** Short problem **
Copy out every record below exactly as written, but leave out any pictures.

** Collected data **
┄┄┄┄┄┄┄┄┄┄
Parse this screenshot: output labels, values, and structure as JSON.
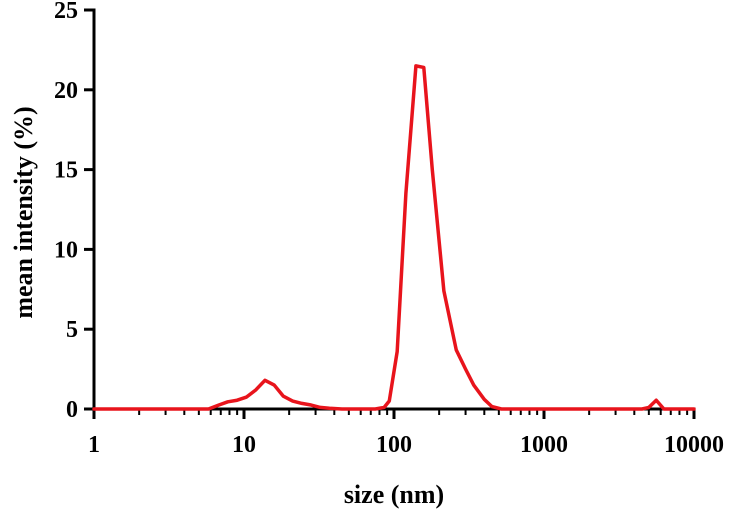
{
  "chart_data": {
    "type": "line",
    "xlabel": "size (nm)",
    "ylabel": "mean intensity (%)",
    "x_scale": "log",
    "xlim": [
      1,
      10000
    ],
    "ylim": [
      0,
      25
    ],
    "x_ticks": [
      1,
      10,
      100,
      1000,
      10000
    ],
    "x_tick_labels": [
      "1",
      "10",
      "100",
      "1000",
      "10000"
    ],
    "y_ticks": [
      0,
      5,
      10,
      15,
      20,
      25
    ],
    "y_tick_labels": [
      "0",
      "5",
      "10",
      "15",
      "20",
      "25"
    ],
    "grid": false,
    "series": [
      {
        "color": "#e8141c",
        "x": [
          1,
          5.8,
          6.8,
          7.8,
          9.0,
          10.4,
          12.0,
          13.8,
          15.9,
          18.3,
          21.1,
          24.3,
          28.0,
          32.2,
          37.1,
          45,
          60,
          75,
          86,
          93,
          105,
          120,
          140,
          158,
          180,
          215,
          260,
          300,
          340,
          400,
          450,
          520,
          1000,
          4500,
          5000,
          5600,
          6300,
          10000
        ],
        "y": [
          0,
          0,
          0.25,
          0.45,
          0.55,
          0.75,
          1.2,
          1.8,
          1.5,
          0.8,
          0.5,
          0.35,
          0.25,
          0.1,
          0.05,
          0,
          0,
          0,
          0.1,
          0.5,
          3.6,
          13.5,
          21.5,
          21.4,
          15.0,
          7.4,
          3.7,
          2.5,
          1.5,
          0.6,
          0.15,
          0,
          0,
          0,
          0.1,
          0.55,
          0,
          0
        ]
      }
    ]
  }
}
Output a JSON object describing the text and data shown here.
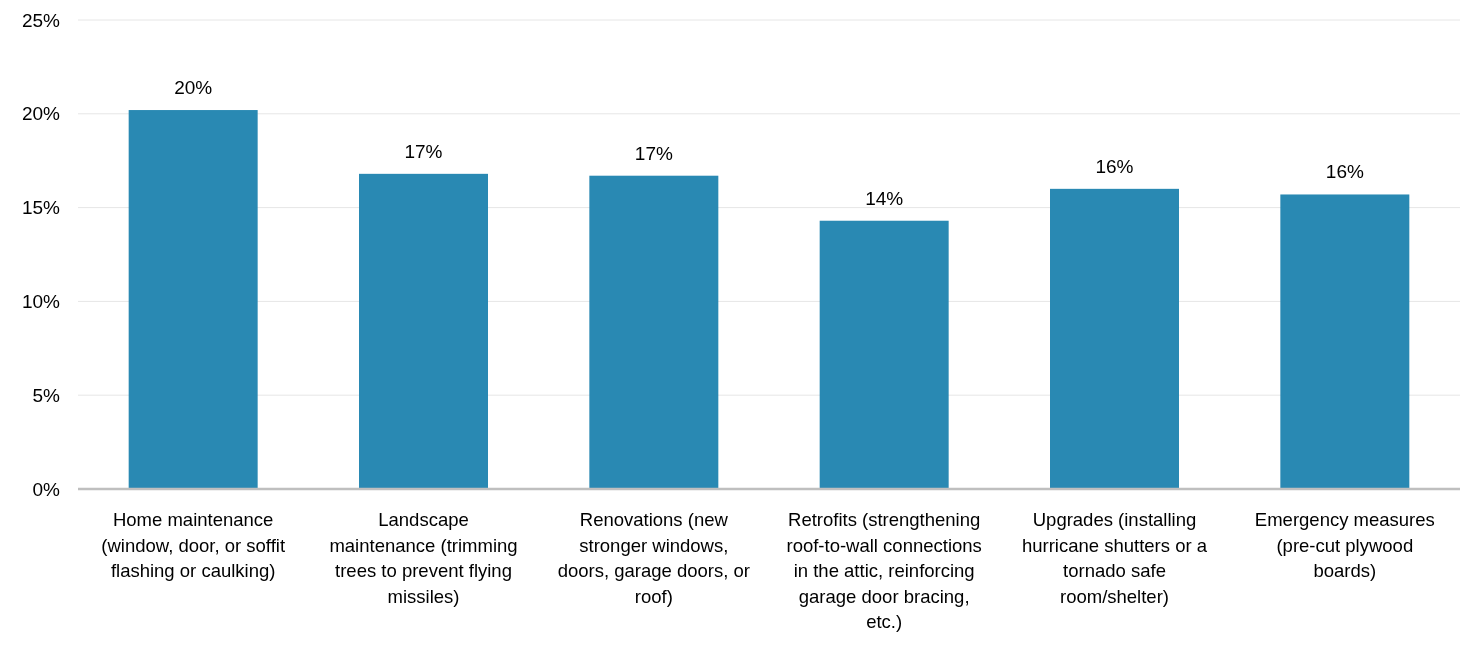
{
  "chart_data": {
    "type": "bar",
    "categories": [
      "Home maintenance (window, door, or soffit flashing or caulking)",
      "Landscape maintenance (trimming trees to prevent flying missiles)",
      "Renovations (new stronger windows, doors, garage doors, or roof)",
      "Retrofits (strengthening roof-to-wall connections in the attic, reinforcing garage door bracing, etc.)",
      "Upgrades (installing hurricane shutters or a tornado safe room/shelter)",
      "Emergency measures (pre-cut plywood boards)"
    ],
    "values": [
      20.2,
      16.8,
      16.7,
      14.3,
      16.0,
      15.7
    ],
    "value_labels": [
      "20%",
      "17%",
      "17%",
      "14%",
      "16%",
      "16%"
    ],
    "color": "#2989b3",
    "ylim": [
      0,
      25
    ],
    "yticks": [
      {
        "value": 0,
        "label": "0%"
      },
      {
        "value": 5,
        "label": "5%"
      },
      {
        "value": 10,
        "label": "10%"
      },
      {
        "value": 15,
        "label": "15%"
      },
      {
        "value": 20,
        "label": "20%"
      },
      {
        "value": 25,
        "label": "25%"
      }
    ],
    "grid": "y"
  }
}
┄┄┄┄┄┄┄┄┄┄
** Response **
Parse this screenshot: output labels, values, and structure as JSON.
{
  "chart_data": {
    "type": "line",
    "xlabel": "size (nm)",
    "ylabel": "mean intensity (%)",
    "x_scale": "log",
    "xlim": [
      1,
      10000
    ],
    "ylim": [
      0,
      25
    ],
    "x_ticks": [
      1,
      10,
      100,
      1000,
      10000
    ],
    "x_tick_labels": [
      "1",
      "10",
      "100",
      "1000",
      "10000"
    ],
    "y_ticks": [
      0,
      5,
      10,
      15,
      20,
      25
    ],
    "y_tick_labels": [
      "0",
      "5",
      "10",
      "15",
      "20",
      "25"
    ],
    "grid": false,
    "series": [
      {
        "color": "#e8141c",
        "x": [
          1,
          5.8,
          6.8,
          7.8,
          9.0,
          10.4,
          12.0,
          13.8,
          15.9,
          18.3,
          21.1,
          24.3,
          28.0,
          32.2,
          37.1,
          45,
          60,
          75,
          86,
          93,
          105,
          120,
          140,
          158,
          180,
          215,
          260,
          300,
          340,
          400,
          450,
          520,
          1000,
          4500,
          5000,
          5600,
          6300,
          10000
        ],
        "y": [
          0,
          0,
          0.25,
          0.45,
          0.55,
          0.75,
          1.2,
          1.8,
          1.5,
          0.8,
          0.5,
          0.35,
          0.25,
          0.1,
          0.05,
          0,
          0,
          0,
          0.1,
          0.5,
          3.6,
          13.5,
          21.5,
          21.4,
          15.0,
          7.4,
          3.7,
          2.5,
          1.5,
          0.6,
          0.15,
          0,
          0,
          0,
          0.1,
          0.55,
          0,
          0
        ]
      }
    ]
  }
}
Output a JSON object describing the text and data shown here.
{
  "chart_data": {
    "type": "bar",
    "categories": [
      "Home maintenance (window, door, or soffit flashing or caulking)",
      "Landscape maintenance (trimming trees to prevent flying missiles)",
      "Renovations (new stronger windows, doors, garage doors, or roof)",
      "Retrofits (strengthening roof-to-wall connections in the attic, reinforcing garage door bracing, etc.)",
      "Upgrades (installing hurricane shutters or a tornado safe room/shelter)",
      "Emergency measures (pre-cut plywood boards)"
    ],
    "values": [
      20.2,
      16.8,
      16.7,
      14.3,
      16.0,
      15.7
    ],
    "value_labels": [
      "20%",
      "17%",
      "17%",
      "14%",
      "16%",
      "16%"
    ],
    "color": "#2989b3",
    "ylim": [
      0,
      25
    ],
    "yticks": [
      {
        "value": 0,
        "label": "0%"
      },
      {
        "value": 5,
        "label": "5%"
      },
      {
        "value": 10,
        "label": "10%"
      },
      {
        "value": 15,
        "label": "15%"
      },
      {
        "value": 20,
        "label": "20%"
      },
      {
        "value": 25,
        "label": "25%"
      }
    ],
    "grid": "y"
  }
}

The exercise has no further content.